• _Required work_
Check each line of the listing below for the string "name", and copy the ones that have it.

-- Start Provided material --

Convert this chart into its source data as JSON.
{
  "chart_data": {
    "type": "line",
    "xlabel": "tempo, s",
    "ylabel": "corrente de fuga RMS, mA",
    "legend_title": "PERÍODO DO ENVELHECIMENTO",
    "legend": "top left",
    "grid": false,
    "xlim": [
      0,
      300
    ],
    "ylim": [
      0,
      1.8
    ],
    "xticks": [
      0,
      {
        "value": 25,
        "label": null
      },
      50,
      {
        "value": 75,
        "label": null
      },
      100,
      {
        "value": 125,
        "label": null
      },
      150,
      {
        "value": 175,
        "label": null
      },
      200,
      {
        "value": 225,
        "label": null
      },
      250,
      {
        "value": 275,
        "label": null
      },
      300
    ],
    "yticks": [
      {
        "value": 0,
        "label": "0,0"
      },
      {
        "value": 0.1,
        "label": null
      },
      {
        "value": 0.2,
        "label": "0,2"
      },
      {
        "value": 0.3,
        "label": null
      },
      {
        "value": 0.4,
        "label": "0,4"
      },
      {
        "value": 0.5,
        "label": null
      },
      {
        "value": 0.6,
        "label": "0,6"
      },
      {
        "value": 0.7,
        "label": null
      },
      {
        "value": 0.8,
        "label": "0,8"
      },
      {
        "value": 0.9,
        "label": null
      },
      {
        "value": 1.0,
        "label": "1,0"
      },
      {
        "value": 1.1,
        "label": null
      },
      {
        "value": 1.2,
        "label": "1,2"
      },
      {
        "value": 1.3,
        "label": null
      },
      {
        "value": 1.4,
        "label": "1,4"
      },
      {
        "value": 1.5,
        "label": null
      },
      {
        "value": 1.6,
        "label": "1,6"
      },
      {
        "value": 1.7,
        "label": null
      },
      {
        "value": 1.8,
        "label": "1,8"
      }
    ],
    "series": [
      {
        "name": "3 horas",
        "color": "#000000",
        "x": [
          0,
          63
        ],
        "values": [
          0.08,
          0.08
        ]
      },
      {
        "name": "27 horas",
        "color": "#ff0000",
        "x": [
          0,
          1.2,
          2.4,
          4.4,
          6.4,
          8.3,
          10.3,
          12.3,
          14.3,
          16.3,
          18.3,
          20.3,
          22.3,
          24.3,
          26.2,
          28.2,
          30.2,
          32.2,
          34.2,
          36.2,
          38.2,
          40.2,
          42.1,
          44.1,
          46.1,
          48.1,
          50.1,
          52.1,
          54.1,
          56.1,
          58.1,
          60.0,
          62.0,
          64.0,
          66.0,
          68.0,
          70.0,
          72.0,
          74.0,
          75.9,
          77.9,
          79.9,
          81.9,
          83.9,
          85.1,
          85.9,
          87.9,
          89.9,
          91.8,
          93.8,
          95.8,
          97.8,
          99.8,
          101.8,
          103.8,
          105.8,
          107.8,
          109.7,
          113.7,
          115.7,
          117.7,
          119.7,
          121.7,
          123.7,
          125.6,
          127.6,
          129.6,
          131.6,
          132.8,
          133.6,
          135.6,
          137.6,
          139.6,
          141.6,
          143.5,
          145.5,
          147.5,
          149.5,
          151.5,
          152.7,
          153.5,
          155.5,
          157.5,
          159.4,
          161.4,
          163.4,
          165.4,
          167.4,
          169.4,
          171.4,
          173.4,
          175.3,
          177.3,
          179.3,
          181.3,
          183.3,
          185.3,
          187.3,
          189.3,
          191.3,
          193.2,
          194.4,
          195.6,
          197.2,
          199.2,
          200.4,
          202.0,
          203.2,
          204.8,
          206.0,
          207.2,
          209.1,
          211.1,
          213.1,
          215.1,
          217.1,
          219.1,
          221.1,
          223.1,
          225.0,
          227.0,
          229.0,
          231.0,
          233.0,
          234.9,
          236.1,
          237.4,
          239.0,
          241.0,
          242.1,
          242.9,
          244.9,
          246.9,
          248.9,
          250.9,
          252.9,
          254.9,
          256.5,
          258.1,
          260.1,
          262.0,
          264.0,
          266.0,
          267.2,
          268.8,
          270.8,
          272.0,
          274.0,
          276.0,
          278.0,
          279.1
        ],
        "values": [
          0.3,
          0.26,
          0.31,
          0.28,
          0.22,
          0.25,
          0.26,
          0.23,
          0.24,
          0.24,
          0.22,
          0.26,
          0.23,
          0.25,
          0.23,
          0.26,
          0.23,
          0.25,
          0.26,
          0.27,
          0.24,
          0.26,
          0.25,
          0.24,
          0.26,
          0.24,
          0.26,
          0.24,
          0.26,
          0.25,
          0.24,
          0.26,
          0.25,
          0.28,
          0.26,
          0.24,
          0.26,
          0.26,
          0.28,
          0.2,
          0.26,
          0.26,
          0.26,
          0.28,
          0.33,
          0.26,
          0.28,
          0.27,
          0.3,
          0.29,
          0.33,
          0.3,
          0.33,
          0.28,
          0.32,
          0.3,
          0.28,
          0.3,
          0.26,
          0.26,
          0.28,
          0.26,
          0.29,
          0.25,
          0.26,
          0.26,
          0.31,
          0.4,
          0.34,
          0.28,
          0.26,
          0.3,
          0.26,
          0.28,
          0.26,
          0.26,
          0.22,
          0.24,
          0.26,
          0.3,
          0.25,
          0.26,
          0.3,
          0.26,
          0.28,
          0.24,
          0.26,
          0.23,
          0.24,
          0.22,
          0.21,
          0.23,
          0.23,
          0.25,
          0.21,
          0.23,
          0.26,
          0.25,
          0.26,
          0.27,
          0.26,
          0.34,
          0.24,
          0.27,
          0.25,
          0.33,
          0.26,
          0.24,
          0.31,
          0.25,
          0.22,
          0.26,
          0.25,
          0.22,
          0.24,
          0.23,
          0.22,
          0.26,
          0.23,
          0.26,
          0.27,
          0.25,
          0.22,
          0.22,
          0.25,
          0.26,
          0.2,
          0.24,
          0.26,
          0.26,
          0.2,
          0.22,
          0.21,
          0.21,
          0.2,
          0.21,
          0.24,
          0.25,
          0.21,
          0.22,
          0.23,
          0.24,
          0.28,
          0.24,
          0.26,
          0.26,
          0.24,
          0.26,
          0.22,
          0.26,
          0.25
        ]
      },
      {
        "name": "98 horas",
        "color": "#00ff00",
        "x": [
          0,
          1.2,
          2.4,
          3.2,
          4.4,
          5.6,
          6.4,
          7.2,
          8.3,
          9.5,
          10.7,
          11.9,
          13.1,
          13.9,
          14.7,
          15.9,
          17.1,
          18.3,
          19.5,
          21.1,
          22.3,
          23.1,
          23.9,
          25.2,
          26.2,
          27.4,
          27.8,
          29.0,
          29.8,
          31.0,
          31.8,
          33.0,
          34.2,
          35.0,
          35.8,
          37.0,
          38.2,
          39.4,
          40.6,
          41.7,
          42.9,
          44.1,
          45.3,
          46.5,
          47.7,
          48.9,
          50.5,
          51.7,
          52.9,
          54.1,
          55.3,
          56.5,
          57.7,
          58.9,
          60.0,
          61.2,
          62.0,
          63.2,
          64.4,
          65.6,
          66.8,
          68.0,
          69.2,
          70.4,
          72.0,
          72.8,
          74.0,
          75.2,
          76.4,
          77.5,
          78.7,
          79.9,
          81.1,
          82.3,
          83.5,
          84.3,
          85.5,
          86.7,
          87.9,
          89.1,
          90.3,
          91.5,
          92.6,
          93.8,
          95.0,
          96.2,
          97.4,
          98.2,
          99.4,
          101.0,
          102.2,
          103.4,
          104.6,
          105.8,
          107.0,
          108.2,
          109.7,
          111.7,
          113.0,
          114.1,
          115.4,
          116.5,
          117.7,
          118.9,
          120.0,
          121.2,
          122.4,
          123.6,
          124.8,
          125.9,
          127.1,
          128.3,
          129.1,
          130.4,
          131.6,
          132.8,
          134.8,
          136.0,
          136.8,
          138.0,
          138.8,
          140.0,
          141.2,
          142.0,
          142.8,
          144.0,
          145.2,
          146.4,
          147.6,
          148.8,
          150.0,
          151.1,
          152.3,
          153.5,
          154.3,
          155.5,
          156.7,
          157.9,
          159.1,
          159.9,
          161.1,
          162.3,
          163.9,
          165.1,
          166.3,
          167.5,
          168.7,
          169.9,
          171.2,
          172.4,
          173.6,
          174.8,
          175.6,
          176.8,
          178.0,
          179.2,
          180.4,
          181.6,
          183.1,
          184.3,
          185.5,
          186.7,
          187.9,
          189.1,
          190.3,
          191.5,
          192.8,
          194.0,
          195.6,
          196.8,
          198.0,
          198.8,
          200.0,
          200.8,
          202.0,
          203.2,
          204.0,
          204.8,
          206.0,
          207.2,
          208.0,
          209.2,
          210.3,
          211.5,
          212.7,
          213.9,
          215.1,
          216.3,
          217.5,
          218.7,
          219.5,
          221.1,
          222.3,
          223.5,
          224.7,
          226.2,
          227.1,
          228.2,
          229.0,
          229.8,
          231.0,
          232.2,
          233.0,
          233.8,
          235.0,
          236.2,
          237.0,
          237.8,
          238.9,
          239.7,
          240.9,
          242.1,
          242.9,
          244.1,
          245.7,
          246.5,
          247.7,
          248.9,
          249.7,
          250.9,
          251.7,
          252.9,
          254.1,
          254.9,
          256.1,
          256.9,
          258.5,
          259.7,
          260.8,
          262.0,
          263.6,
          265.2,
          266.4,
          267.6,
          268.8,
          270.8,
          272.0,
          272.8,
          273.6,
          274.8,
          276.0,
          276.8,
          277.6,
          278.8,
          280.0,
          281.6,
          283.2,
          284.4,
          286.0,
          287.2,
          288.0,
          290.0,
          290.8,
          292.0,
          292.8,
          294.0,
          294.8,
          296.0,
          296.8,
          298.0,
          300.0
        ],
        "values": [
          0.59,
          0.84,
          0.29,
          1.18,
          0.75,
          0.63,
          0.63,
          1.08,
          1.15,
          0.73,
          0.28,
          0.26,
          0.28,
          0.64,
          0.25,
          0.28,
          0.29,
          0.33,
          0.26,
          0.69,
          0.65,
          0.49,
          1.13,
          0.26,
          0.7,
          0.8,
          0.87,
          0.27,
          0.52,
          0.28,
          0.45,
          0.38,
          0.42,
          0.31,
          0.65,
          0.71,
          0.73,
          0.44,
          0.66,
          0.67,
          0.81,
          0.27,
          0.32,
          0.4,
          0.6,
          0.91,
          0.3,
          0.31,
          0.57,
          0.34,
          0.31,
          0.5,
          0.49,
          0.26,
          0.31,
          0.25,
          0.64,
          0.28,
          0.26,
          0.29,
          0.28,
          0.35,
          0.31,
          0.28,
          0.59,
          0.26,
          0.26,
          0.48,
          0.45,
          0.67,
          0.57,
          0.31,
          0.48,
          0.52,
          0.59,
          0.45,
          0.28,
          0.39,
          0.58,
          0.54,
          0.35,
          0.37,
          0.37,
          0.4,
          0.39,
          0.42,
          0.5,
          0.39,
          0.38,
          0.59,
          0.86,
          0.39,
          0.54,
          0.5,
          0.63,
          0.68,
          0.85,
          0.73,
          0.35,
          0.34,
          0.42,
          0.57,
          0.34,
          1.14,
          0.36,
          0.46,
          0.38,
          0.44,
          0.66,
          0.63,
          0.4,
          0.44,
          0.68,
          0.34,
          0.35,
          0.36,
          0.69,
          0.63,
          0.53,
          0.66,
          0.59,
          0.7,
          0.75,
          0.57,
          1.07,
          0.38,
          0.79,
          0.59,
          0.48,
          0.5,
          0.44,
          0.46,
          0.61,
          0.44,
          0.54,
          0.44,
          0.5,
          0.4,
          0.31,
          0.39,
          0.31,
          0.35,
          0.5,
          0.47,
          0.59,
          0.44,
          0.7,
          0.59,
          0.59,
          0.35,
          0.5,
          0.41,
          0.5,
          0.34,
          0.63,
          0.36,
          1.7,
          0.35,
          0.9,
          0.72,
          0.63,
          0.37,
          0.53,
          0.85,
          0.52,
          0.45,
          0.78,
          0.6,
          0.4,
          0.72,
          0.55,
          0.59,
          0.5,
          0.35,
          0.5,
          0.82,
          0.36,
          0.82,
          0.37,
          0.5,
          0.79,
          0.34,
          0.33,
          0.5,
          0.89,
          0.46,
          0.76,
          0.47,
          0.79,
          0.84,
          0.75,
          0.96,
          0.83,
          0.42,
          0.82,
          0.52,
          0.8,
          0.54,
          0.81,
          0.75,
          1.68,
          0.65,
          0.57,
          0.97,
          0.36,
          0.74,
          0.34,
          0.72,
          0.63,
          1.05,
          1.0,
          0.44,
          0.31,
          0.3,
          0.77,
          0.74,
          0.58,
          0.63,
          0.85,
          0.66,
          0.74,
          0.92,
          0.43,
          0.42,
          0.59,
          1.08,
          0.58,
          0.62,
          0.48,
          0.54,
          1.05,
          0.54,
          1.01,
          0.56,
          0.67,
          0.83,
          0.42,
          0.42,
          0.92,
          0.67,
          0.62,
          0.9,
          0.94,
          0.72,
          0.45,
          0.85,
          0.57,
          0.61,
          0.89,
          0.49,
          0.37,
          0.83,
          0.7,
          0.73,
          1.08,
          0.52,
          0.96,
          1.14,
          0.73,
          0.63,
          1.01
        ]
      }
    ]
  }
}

-- End Provided material --

• _Complete output_
        "name": "3 horas",
        "name": "27 horas",
        "name": "98 horas",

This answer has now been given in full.